The request.
Output all of the entries below precisely as written.

Stored data entries.
___
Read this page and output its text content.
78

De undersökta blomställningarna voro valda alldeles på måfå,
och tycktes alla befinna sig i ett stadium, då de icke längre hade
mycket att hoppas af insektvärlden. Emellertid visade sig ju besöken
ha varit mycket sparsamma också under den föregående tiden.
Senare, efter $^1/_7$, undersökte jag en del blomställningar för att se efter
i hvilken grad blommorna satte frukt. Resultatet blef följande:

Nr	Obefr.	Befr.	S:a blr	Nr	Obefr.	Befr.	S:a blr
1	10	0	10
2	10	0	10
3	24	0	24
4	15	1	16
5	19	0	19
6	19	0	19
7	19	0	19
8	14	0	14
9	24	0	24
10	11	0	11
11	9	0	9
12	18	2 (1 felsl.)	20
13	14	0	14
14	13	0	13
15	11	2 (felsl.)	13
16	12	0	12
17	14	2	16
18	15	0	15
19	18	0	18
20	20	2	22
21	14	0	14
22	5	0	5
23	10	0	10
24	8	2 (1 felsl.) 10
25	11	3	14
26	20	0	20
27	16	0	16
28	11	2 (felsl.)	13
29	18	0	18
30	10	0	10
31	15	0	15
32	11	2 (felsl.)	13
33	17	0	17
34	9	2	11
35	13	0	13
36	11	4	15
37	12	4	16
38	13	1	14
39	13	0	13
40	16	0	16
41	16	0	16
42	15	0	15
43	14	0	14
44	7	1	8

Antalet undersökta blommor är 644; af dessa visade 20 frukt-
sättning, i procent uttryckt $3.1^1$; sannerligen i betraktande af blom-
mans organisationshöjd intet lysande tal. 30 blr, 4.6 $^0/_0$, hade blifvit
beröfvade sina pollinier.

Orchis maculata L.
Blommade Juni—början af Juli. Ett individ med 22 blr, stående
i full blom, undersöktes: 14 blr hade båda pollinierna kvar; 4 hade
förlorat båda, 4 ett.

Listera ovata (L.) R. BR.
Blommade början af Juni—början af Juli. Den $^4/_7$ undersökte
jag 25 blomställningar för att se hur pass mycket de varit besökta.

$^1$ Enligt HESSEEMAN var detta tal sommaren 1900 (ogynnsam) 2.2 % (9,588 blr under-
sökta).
___
The reply.
Read this page and output its text content.
78

De undersökta blomställningarna voro valda alldeles på måfå,
och tycktes alla befinna sig i ett stadium, då de icke längre hade
mycket att hoppas af insektvärlden. Emellertid visade sig ju besöken
ha varit mycket sparsamma också under den föregående tiden.
Senare, efter $^1/_7$, undersökte jag en del blomställningar för att se efter
i hvilken grad blommorna satte frukt. Resultatet blef följande:

Nr	Obefr.	Befr.	S:a blr	Nr	Obefr.	Befr.	S:a blr
1	10	0	10
2	10	0	10
3	24	0	24
4	15	1	16
5	19	0	19
6	19	0	19
7	19	0	19
8	14	0	14
9	24	0	24
10	11	0	11
11	9	0	9
12	18	2 (1 felsl.)	20
13	14	0	14
14	13	0	13
15	11	2 (felsl.)	13
16	12	0	12
17	14	2	16
18	15	0	15
19	18	0	18
20	20	2	22
21	14	0	14
22	5	0	5
23	10	0	10
24	8	2 (1 felsl.) 10
25	11	3	14
26	20	0	20
27	16	0	16
28	11	2 (felsl.)	13
29	18	0	18
30	10	0	10
31	15	0	15
32	11	2 (felsl.)	13
33	17	0	17
34	9	2	11
35	13	0	13
36	11	4	15
37	12	4	16
38	13	1	14
39	13	0	13
40	16	0	16
41	16	0	16
42	15	0	15
43	14	0	14
44	7	1	8

Antalet undersökta blommor är 644; af dessa visade 20 frukt-
sättning, i procent uttryckt $3.1^1$; sannerligen i betraktande af blom-
mans organisationshöjd intet lysande tal. 30 blr, 4.6 $^0/_0$, hade blifvit
beröfvade sina pollinier.

Orchis maculata L.
Blommade Juni—början af Juli. Ett individ med 22 blr, stående
i full blom, undersöktes: 14 blr hade båda pollinierna kvar; 4 hade
förlorat båda, 4 ett.

Listera ovata (L.) R. BR.
Blommade början af Juni—början af Juli. Den $^4/_7$ undersökte
jag 25 blomställningar för att se hur pass mycket de varit besökta.

$^1$ Enligt HESSEEMAN var detta tal sommaren 1900 (ogynnsam) 2.2 % (9,588 blr under-
sökta).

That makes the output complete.